→ **Set problem**: Single out each line with the word "screenshot" and copy it.
▼
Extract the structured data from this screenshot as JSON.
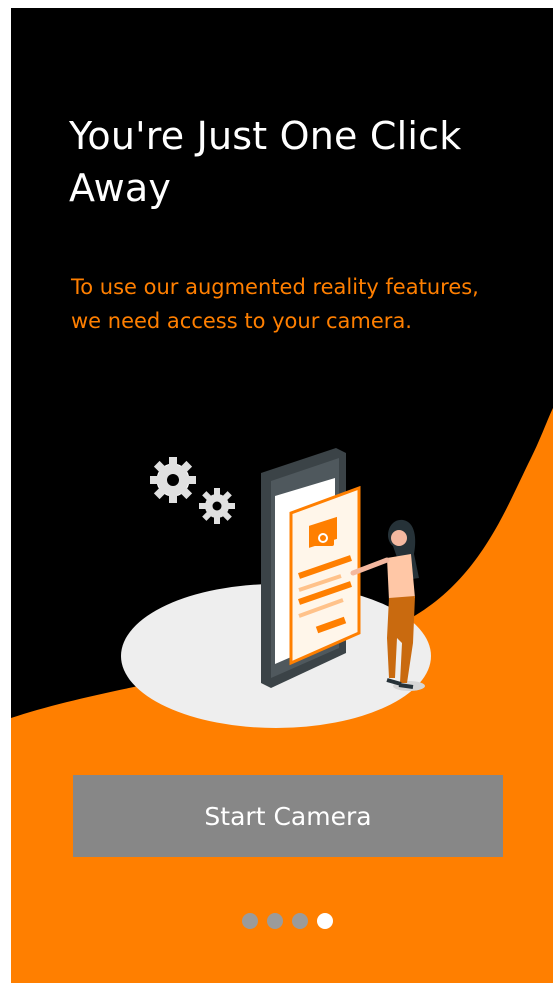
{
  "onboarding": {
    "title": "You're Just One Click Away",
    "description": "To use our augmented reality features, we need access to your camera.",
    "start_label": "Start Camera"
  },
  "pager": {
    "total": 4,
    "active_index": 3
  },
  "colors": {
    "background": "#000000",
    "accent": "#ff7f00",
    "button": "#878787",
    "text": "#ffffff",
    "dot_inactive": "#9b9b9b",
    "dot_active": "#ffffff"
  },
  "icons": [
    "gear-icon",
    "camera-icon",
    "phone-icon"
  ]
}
▲
▼
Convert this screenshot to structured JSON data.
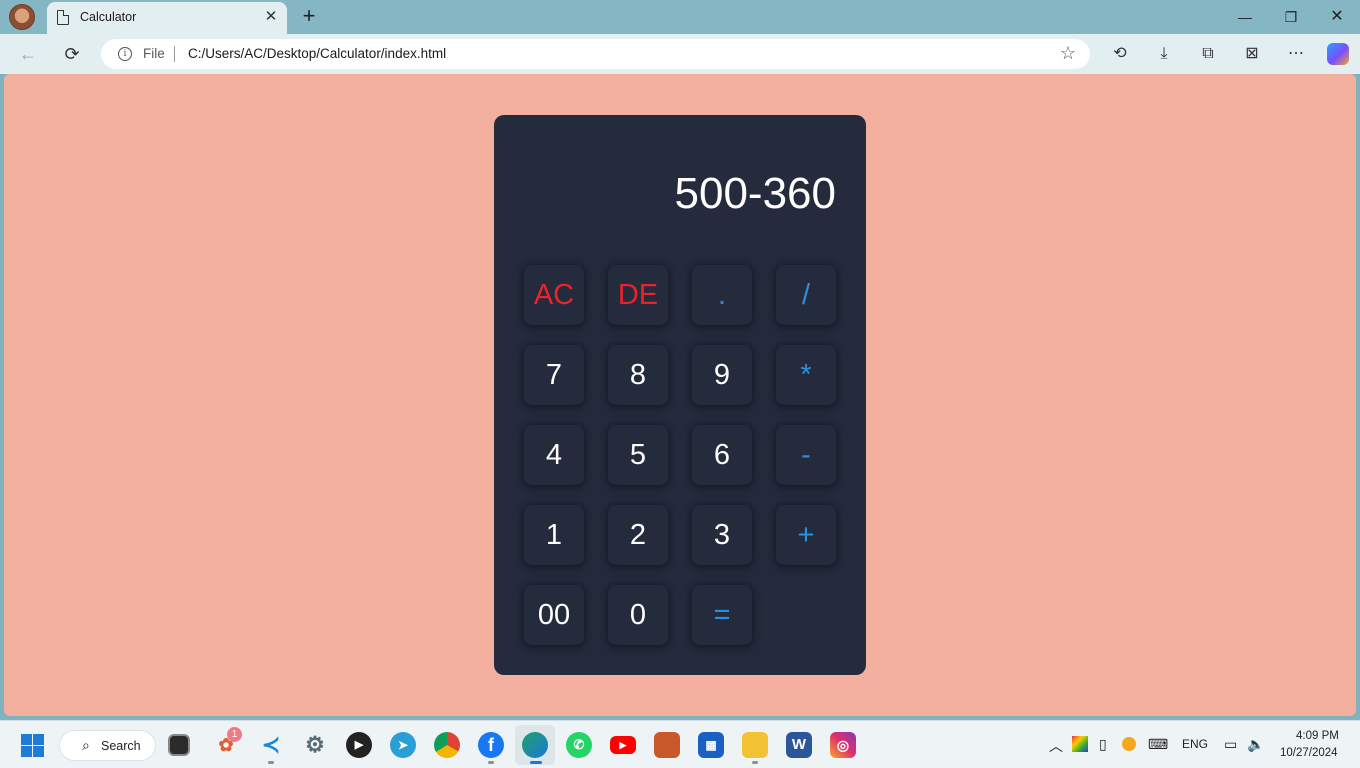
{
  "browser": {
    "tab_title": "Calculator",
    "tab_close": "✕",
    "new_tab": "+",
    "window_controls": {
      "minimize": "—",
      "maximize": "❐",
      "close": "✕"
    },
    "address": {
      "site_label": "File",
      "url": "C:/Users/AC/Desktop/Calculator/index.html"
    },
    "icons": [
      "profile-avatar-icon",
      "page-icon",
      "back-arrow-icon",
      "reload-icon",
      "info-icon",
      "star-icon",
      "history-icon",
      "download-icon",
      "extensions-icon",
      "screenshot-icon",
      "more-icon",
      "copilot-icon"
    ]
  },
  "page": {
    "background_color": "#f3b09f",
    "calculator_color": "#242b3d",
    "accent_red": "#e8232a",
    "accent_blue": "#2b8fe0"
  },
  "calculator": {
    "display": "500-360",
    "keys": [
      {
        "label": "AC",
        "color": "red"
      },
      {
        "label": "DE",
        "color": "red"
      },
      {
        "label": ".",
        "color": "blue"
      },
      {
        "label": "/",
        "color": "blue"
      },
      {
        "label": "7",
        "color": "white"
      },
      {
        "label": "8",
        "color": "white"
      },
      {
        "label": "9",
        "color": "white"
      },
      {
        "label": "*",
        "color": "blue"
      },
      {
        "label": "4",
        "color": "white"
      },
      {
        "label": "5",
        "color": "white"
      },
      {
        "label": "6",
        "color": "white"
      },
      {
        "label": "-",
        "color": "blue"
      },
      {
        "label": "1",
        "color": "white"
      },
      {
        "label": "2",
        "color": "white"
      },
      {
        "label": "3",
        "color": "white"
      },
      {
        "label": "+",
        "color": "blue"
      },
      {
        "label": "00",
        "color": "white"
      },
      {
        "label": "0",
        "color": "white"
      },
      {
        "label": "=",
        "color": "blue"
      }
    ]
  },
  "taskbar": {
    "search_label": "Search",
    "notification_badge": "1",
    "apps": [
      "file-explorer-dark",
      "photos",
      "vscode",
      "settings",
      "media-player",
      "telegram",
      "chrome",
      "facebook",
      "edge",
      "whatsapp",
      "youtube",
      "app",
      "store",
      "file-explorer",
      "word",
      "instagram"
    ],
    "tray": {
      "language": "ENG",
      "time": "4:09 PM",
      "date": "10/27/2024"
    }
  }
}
▲
→ **Answer for this exercise**:
Extract the structured data from this screenshot as JSON.
Convert this screenshot to structured JSON data.
      "screenshot-icon",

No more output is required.